TAREFA PROPOSTA 1: Quais países e blocos de países aparecem mencionados no trecho sobre o impeachment? Liste todos.

TRECHO DE ORIGEM:
▼

Basta olhar a situação das economias dos Estados Unidos e da União Europeia
(com destaque para a Grécia, que aplicou fielmente o programa que a direita prescreve
para o Brasil) para constatar essa falácia.
Todos esses adjetivos, próprios para quem faz política sem pudor, cabem
para a formulação de que se formou imensa maioria favorável ao impeachment, sem
considerar o papel sujo, torpe, persecutório da mídia nessa crise política. As
“maiores manifestações políticas de que se tem registro no Brasil”, conforme o
jornal, são resultado desse jogo rasteiro, inaceitável em uma democracia. Do
mesmo modo, “as sempre oportunistas forças dominantes no Congresso que ocupam o
vazio deixado pelo colapso do governo” não chegam perto do grau de vulgaridade
da mídia.
A diatribe também ganha conotação de depravação ao afirmar que a
administração foi posta a serviço de dois propósitos: barrar o impedimento,
mediante desbragada compra de apoio parlamentar, e proteger o ex-presidente
Lula e companheiros às voltas com problemas na Justiça. Opinião baseada em
conclusões do jornalismo goebbeliano, fascista, e forjadas à força de repetição
de mentiras para transformá-las em verdades.
Segundo o editorial golpista, mesmo que Dilma vença a batalha na Câmara
não se vislumbra como ela possa voltar a governar porque os fatores que levaram
à falência de sua autoridade persistirão. Quem teria essa autoridade? Esses
irresponsáveis, golpistas de carteirinha, propugnam uma solução de força, um
governo autoritário, condição indispensável para se aplicar o programa de
governo da direita.
Ao contrário do que diz o torpe jornal, com Dilma ou com qualquer outro
em seu lugar a nação seguirá “crispada, paralisada”. É forçoso reconhecer, ao
contrário do que diz o malfadado editorial, que a presidenta não constitui hoje
o obstáculo à recuperação do país. Pelo contrário. Só ela tem condições de
formar uma coalização capaz de impedir que o país pegue o caminho proposto pela
direita carcomida.
A “Folha” desavergonhada avisa que continuará empenhada em publicar um
resumo “equilibrado” dos fatos e um espectro “plural” de opiniões, mas passa a
se incluir entre os que “preferem a renúncia à deposição constitucional”. Ou
seja: anuncia que estará na linha de frente do golpismo, como se isso fosse
alguma novidade.
E reconhece, dentro da sua linha editorial pautada pelo cinismo, que
embora existam motivos para o impedimento (segundo seus critérios rotos), não
existe comprovação cabal para o impeachment. “Pedaladas fiscais são razão
questionável numa cultura orçamentária ainda permissiva”, escreve.
E lembra que mesmo desmoralizado, o PT (querendo dizer toda a esquerda)

▲

Dados extraídos de uma coleção:
▼

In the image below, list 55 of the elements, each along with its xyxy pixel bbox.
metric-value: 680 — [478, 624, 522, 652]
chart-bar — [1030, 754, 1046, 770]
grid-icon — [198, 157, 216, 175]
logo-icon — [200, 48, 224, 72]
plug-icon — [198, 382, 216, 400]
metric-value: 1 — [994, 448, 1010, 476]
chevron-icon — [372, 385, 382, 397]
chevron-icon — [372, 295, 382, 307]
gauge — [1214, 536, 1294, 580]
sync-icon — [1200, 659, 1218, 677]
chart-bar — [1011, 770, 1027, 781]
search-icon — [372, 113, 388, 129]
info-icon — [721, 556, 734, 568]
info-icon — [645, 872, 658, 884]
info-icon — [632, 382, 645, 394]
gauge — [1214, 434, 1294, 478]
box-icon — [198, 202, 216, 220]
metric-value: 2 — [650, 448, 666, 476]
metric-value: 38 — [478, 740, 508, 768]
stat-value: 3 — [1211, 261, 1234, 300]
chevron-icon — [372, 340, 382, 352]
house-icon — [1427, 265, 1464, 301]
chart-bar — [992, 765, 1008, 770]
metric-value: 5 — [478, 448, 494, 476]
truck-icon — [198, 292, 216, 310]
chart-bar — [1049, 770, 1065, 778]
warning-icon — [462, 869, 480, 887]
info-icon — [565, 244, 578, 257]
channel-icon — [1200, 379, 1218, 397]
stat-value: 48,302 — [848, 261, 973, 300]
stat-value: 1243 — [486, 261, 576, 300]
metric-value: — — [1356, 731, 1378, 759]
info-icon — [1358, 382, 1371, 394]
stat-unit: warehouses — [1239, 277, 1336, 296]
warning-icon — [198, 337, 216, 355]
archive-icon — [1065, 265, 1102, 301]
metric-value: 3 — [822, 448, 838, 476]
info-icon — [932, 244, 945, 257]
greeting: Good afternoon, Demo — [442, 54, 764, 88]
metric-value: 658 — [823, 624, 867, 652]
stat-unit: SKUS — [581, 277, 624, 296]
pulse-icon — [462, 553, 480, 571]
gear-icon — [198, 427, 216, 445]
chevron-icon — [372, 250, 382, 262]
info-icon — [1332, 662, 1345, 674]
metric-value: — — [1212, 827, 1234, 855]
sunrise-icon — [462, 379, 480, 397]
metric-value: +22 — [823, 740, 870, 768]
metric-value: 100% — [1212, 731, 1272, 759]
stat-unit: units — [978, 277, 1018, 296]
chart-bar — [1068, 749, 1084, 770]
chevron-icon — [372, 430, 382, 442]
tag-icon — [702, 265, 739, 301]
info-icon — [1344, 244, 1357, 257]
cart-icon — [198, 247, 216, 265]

▲

TAREFA PROPOSTA 2: Reproduza sem nenhuma alteração tudo o que está nas entradas, desde o início delas até a linha que contém "sync-icon — [1200, 659, 1218, 677]", incluindo essa linha.

SOLUÇÃO DO PROBLEMA 1:
- Estados Unidos
- União Europeia
- Grécia
- Brasil

SOLUÇÃO DO PROBLEMA 2:
In the image below, list 55 of the elements, each along with its xyxy pixel bbox.
metric-value: 680 — [478, 624, 522, 652]
chart-bar — [1030, 754, 1046, 770]
grid-icon — [198, 157, 216, 175]
logo-icon — [200, 48, 224, 72]
plug-icon — [198, 382, 216, 400]
metric-value: 1 — [994, 448, 1010, 476]
chevron-icon — [372, 385, 382, 397]
chevron-icon — [372, 295, 382, 307]
gauge — [1214, 536, 1294, 580]
sync-icon — [1200, 659, 1218, 677]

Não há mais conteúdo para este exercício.